▸ **Direction**:
Copy down all of the data underneath, exactly as shown.

▸ **Exercise materials**:
begin

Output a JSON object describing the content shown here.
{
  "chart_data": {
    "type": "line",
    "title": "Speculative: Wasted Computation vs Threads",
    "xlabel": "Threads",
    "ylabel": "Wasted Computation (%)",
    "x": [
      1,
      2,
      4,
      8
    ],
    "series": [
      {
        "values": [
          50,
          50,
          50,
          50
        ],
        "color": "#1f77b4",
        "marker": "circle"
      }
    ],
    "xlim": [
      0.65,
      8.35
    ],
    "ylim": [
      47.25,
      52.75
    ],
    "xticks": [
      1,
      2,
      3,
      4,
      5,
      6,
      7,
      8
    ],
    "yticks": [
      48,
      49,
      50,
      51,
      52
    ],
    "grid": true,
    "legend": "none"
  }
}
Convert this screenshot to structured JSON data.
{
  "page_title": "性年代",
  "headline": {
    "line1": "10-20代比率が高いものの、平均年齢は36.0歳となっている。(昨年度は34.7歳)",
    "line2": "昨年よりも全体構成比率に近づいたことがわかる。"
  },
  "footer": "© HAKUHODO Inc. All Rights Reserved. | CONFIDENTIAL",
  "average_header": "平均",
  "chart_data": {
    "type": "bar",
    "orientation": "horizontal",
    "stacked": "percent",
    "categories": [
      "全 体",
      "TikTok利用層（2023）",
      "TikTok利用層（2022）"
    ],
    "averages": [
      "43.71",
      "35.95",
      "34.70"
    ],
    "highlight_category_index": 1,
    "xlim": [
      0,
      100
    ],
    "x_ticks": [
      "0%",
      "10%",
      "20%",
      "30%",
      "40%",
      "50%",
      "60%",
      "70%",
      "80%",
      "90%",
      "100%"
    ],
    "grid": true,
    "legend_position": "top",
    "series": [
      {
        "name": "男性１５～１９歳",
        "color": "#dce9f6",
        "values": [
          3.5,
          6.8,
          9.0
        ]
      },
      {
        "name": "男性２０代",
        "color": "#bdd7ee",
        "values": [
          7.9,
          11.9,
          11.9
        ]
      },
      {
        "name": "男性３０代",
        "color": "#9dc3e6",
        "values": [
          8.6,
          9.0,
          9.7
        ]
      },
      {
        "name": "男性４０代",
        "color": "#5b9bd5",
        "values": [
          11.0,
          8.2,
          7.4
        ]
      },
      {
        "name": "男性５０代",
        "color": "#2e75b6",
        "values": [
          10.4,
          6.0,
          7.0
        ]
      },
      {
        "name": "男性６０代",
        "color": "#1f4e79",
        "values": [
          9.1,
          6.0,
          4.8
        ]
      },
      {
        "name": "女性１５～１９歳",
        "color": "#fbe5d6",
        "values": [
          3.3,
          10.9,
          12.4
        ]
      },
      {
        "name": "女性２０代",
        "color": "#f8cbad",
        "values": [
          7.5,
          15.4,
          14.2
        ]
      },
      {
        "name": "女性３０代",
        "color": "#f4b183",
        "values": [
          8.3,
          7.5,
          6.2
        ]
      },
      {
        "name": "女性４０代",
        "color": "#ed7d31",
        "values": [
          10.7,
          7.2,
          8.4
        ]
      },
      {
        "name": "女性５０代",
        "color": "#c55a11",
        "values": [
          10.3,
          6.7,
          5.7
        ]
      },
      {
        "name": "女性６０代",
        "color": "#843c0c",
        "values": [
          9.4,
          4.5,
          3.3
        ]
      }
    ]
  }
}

end

▸ **The completed task**:
Output a JSON object describing the content shown here.
{
  "chart_data": {
    "type": "line",
    "title": "Speculative: Wasted Computation vs Threads",
    "xlabel": "Threads",
    "ylabel": "Wasted Computation (%)",
    "x": [
      1,
      2,
      4,
      8
    ],
    "series": [
      {
        "values": [
          50,
          50,
          50,
          50
        ],
        "color": "#1f77b4",
        "marker": "circle"
      }
    ],
    "xlim": [
      0.65,
      8.35
    ],
    "ylim": [
      47.25,
      52.75
    ],
    "xticks": [
      1,
      2,
      3,
      4,
      5,
      6,
      7,
      8
    ],
    "yticks": [
      48,
      49,
      50,
      51,
      52
    ],
    "grid": true,
    "legend": "none"
  }
}
Convert this screenshot to structured JSON data.
{
  "page_title": "性年代",
  "headline": {
    "line1": "10-20代比率が高いものの、平均年齢は36.0歳となっている。(昨年度は34.7歳)",
    "line2": "昨年よりも全体構成比率に近づいたことがわかる。"
  },
  "footer": "© HAKUHODO Inc. All Rights Reserved. | CONFIDENTIAL",
  "average_header": "平均",
  "chart_data": {
    "type": "bar",
    "orientation": "horizontal",
    "stacked": "percent",
    "categories": [
      "全 体",
      "TikTok利用層（2023）",
      "TikTok利用層（2022）"
    ],
    "averages": [
      "43.71",
      "35.95",
      "34.70"
    ],
    "highlight_category_index": 1,
    "xlim": [
      0,
      100
    ],
    "x_ticks": [
      "0%",
      "10%",
      "20%",
      "30%",
      "40%",
      "50%",
      "60%",
      "70%",
      "80%",
      "90%",
      "100%"
    ],
    "grid": true,
    "legend_position": "top",
    "series": [
      {
        "name": "男性１５～１９歳",
        "color": "#dce9f6",
        "values": [
          3.5,
          6.8,
          9.0
        ]
      },
      {
        "name": "男性２０代",
        "color": "#bdd7ee",
        "values": [
          7.9,
          11.9,
          11.9
        ]
      },
      {
        "name": "男性３０代",
        "color": "#9dc3e6",
        "values": [
          8.6,
          9.0,
          9.7
        ]
      },
      {
        "name": "男性４０代",
        "color": "#5b9bd5",
        "values": [
          11.0,
          8.2,
          7.4
        ]
      },
      {
        "name": "男性５０代",
        "color": "#2e75b6",
        "values": [
          10.4,
          6.0,
          7.0
        ]
      },
      {
        "name": "男性６０代",
        "color": "#1f4e79",
        "values": [
          9.1,
          6.0,
          4.8
        ]
      },
      {
        "name": "女性１５～１９歳",
        "color": "#fbe5d6",
        "values": [
          3.3,
          10.9,
          12.4
        ]
      },
      {
        "name": "女性２０代",
        "color": "#f8cbad",
        "values": [
          7.5,
          15.4,
          14.2
        ]
      },
      {
        "name": "女性３０代",
        "color": "#f4b183",
        "values": [
          8.3,
          7.5,
          6.2
        ]
      },
      {
        "name": "女性４０代",
        "color": "#ed7d31",
        "values": [
          10.7,
          7.2,
          8.4
        ]
      },
      {
        "name": "女性５０代",
        "color": "#c55a11",
        "values": [
          10.3,
          6.7,
          5.7
        ]
      },
      {
        "name": "女性６０代",
        "color": "#843c0c",
        "values": [
          9.4,
          4.5,
          3.3
        ]
      }
    ]
  }
}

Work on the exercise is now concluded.